* Exercise directions: Gather the lines that hold the string "title".

* Extracted information:
########
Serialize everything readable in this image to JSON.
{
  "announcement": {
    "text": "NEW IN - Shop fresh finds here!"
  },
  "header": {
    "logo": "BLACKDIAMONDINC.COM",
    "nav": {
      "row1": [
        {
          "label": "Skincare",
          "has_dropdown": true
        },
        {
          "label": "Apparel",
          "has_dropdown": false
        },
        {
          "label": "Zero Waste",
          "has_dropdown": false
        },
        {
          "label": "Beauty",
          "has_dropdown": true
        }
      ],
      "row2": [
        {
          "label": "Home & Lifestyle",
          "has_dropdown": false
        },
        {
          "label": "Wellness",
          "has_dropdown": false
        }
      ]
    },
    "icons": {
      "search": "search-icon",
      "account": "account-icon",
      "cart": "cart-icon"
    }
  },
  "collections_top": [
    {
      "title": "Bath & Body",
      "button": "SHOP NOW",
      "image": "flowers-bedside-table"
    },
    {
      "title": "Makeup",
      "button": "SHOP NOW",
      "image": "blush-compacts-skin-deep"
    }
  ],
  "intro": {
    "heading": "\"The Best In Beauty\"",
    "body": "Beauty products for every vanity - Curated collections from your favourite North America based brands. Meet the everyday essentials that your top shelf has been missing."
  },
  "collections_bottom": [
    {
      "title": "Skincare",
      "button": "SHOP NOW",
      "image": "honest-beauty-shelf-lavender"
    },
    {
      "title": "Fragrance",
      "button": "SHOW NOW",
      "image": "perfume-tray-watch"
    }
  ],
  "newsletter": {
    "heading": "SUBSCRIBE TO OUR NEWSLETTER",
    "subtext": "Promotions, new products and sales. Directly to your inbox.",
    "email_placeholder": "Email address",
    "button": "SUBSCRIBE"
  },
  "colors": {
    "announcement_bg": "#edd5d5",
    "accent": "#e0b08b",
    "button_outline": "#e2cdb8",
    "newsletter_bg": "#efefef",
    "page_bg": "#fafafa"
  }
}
########
* Exercise output:
      "title": "Bath & Body",
      "title": "Makeup",
      "title": "Skincare",
      "title": "Fragrance",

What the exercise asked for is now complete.